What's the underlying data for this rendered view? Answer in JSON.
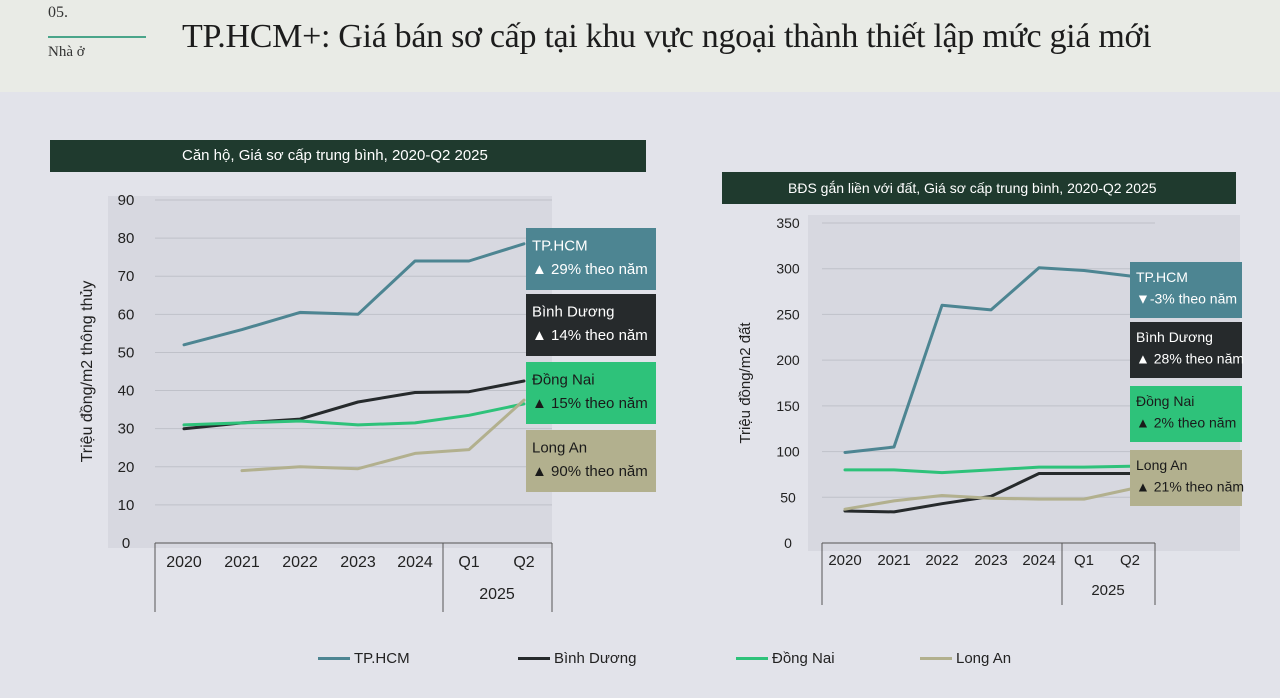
{
  "header": {
    "section_number": "05.",
    "section_name": "Nhà ở",
    "title": "TP.HCM+: Giá bán sơ cấp tại khu vực ngoại thành thiết lập mức giá mới"
  },
  "colors": {
    "tp_hcm": "#4d8592",
    "binh_duong": "#262a2c",
    "dong_nai": "#2ec27a",
    "long_an": "#b2b08e",
    "header_bg": "#1f3a2e"
  },
  "legend": [
    {
      "name": "TP.HCM",
      "color": "#4d8592"
    },
    {
      "name": "Bình Dương",
      "color": "#262a2c"
    },
    {
      "name": "Đồng Nai",
      "color": "#2ec27a"
    },
    {
      "name": "Long An",
      "color": "#b2b08e"
    }
  ],
  "chart_data": [
    {
      "type": "line",
      "title": "Căn hộ, Giá sơ cấp trung bình, 2020-Q2 2025",
      "ylabel": "Triệu đồng/m2 thông thủy",
      "ylim": [
        0,
        90
      ],
      "yticks": [
        0,
        10,
        20,
        30,
        40,
        50,
        60,
        70,
        80,
        90
      ],
      "categories": [
        "2020",
        "2021",
        "2022",
        "2023",
        "2024",
        "Q1",
        "Q2"
      ],
      "group_label": "2025",
      "grid": true,
      "series": [
        {
          "name": "TP.HCM",
          "values": [
            52,
            56,
            60.5,
            60,
            74,
            74,
            78.5
          ],
          "annotation": [
            "TP.HCM",
            "▲ 29% theo năm"
          ],
          "color": "#4d8592",
          "text": "#ffffff"
        },
        {
          "name": "Bình Dương",
          "values": [
            30,
            31.5,
            32.5,
            37,
            39.5,
            39.7,
            42.5
          ],
          "annotation": [
            "Bình Dương",
            "▲ 14% theo năm"
          ],
          "color": "#262a2c",
          "text": "#ffffff"
        },
        {
          "name": "Đồng Nai",
          "values": [
            31,
            31.5,
            32,
            31,
            31.5,
            33.5,
            36.5
          ],
          "annotation": [
            "Đồng Nai",
            "▲ 15% theo năm"
          ],
          "color": "#2ec27a",
          "text": "#1a1a1a"
        },
        {
          "name": "Long An",
          "values": [
            null,
            19,
            20,
            19.5,
            23.5,
            24.5,
            37.5
          ],
          "annotation": [
            "Long An",
            "▲ 90% theo năm"
          ],
          "color": "#b2b08e",
          "text": "#1a1a1a"
        }
      ]
    },
    {
      "type": "line",
      "title": "BĐS gắn liền với đất, Giá sơ cấp trung bình, 2020-Q2 2025",
      "ylabel": "Triệu đồng/m2 đất",
      "ylim": [
        0,
        350
      ],
      "yticks": [
        0,
        50,
        100,
        150,
        200,
        250,
        300,
        350
      ],
      "categories": [
        "2020",
        "2021",
        "2022",
        "2023",
        "2024",
        "Q1",
        "Q2"
      ],
      "group_label": "2025",
      "grid": true,
      "series": [
        {
          "name": "TP.HCM",
          "values": [
            99,
            105,
            260,
            255,
            301,
            298,
            292
          ],
          "annotation": [
            "TP.HCM",
            "▼-3% theo năm"
          ],
          "color": "#4d8592",
          "text": "#ffffff"
        },
        {
          "name": "Bình Dương",
          "values": [
            35,
            34,
            43,
            51,
            76,
            76,
            76
          ],
          "annotation": [
            "Bình Dương",
            "▲ 28% theo năm"
          ],
          "color": "#262a2c",
          "text": "#ffffff"
        },
        {
          "name": "Đồng Nai",
          "values": [
            80,
            80,
            77,
            80,
            83,
            83,
            84
          ],
          "annotation": [
            "Đồng Nai",
            "▲ 2% theo năm"
          ],
          "color": "#2ec27a",
          "text": "#1a1a1a"
        },
        {
          "name": "Long An",
          "values": [
            37,
            46,
            52,
            49,
            48,
            48,
            59
          ],
          "annotation": [
            "Long An",
            "▲ 21% theo năm"
          ],
          "color": "#b2b08e",
          "text": "#1a1a1a"
        }
      ]
    }
  ]
}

☆ ☆ ☆ ☆ ☆ ☆ ☆

> _Goal of the exercise_: Keep the pictures out of the copy and write out the data exactly as it stands.

> _Result_:
What's the underlying data for this rendered view? Answer in JSON.
{
  "header": {
    "section_number": "05.",
    "section_name": "Nhà ở",
    "title": "TP.HCM+: Giá bán sơ cấp tại khu vực ngoại thành thiết lập mức giá mới"
  },
  "colors": {
    "tp_hcm": "#4d8592",
    "binh_duong": "#262a2c",
    "dong_nai": "#2ec27a",
    "long_an": "#b2b08e",
    "header_bg": "#1f3a2e"
  },
  "legend": [
    {
      "name": "TP.HCM",
      "color": "#4d8592"
    },
    {
      "name": "Bình Dương",
      "color": "#262a2c"
    },
    {
      "name": "Đồng Nai",
      "color": "#2ec27a"
    },
    {
      "name": "Long An",
      "color": "#b2b08e"
    }
  ],
  "chart_data": [
    {
      "type": "line",
      "title": "Căn hộ, Giá sơ cấp trung bình, 2020-Q2 2025",
      "ylabel": "Triệu đồng/m2 thông thủy",
      "ylim": [
        0,
        90
      ],
      "yticks": [
        0,
        10,
        20,
        30,
        40,
        50,
        60,
        70,
        80,
        90
      ],
      "categories": [
        "2020",
        "2021",
        "2022",
        "2023",
        "2024",
        "Q1",
        "Q2"
      ],
      "group_label": "2025",
      "grid": true,
      "series": [
        {
          "name": "TP.HCM",
          "values": [
            52,
            56,
            60.5,
            60,
            74,
            74,
            78.5
          ],
          "annotation": [
            "TP.HCM",
            "▲ 29% theo năm"
          ],
          "color": "#4d8592",
          "text": "#ffffff"
        },
        {
          "name": "Bình Dương",
          "values": [
            30,
            31.5,
            32.5,
            37,
            39.5,
            39.7,
            42.5
          ],
          "annotation": [
            "Bình Dương",
            "▲ 14% theo năm"
          ],
          "color": "#262a2c",
          "text": "#ffffff"
        },
        {
          "name": "Đồng Nai",
          "values": [
            31,
            31.5,
            32,
            31,
            31.5,
            33.5,
            36.5
          ],
          "annotation": [
            "Đồng Nai",
            "▲ 15% theo năm"
          ],
          "color": "#2ec27a",
          "text": "#1a1a1a"
        },
        {
          "name": "Long An",
          "values": [
            null,
            19,
            20,
            19.5,
            23.5,
            24.5,
            37.5
          ],
          "annotation": [
            "Long An",
            "▲ 90% theo năm"
          ],
          "color": "#b2b08e",
          "text": "#1a1a1a"
        }
      ]
    },
    {
      "type": "line",
      "title": "BĐS gắn liền với đất, Giá sơ cấp trung bình, 2020-Q2 2025",
      "ylabel": "Triệu đồng/m2 đất",
      "ylim": [
        0,
        350
      ],
      "yticks": [
        0,
        50,
        100,
        150,
        200,
        250,
        300,
        350
      ],
      "categories": [
        "2020",
        "2021",
        "2022",
        "2023",
        "2024",
        "Q1",
        "Q2"
      ],
      "group_label": "2025",
      "grid": true,
      "series": [
        {
          "name": "TP.HCM",
          "values": [
            99,
            105,
            260,
            255,
            301,
            298,
            292
          ],
          "annotation": [
            "TP.HCM",
            "▼-3% theo năm"
          ],
          "color": "#4d8592",
          "text": "#ffffff"
        },
        {
          "name": "Bình Dương",
          "values": [
            35,
            34,
            43,
            51,
            76,
            76,
            76
          ],
          "annotation": [
            "Bình Dương",
            "▲ 28% theo năm"
          ],
          "color": "#262a2c",
          "text": "#ffffff"
        },
        {
          "name": "Đồng Nai",
          "values": [
            80,
            80,
            77,
            80,
            83,
            83,
            84
          ],
          "annotation": [
            "Đồng Nai",
            "▲ 2% theo năm"
          ],
          "color": "#2ec27a",
          "text": "#1a1a1a"
        },
        {
          "name": "Long An",
          "values": [
            37,
            46,
            52,
            49,
            48,
            48,
            59
          ],
          "annotation": [
            "Long An",
            "▲ 21% theo năm"
          ],
          "color": "#b2b08e",
          "text": "#1a1a1a"
        }
      ]
    }
  ]
}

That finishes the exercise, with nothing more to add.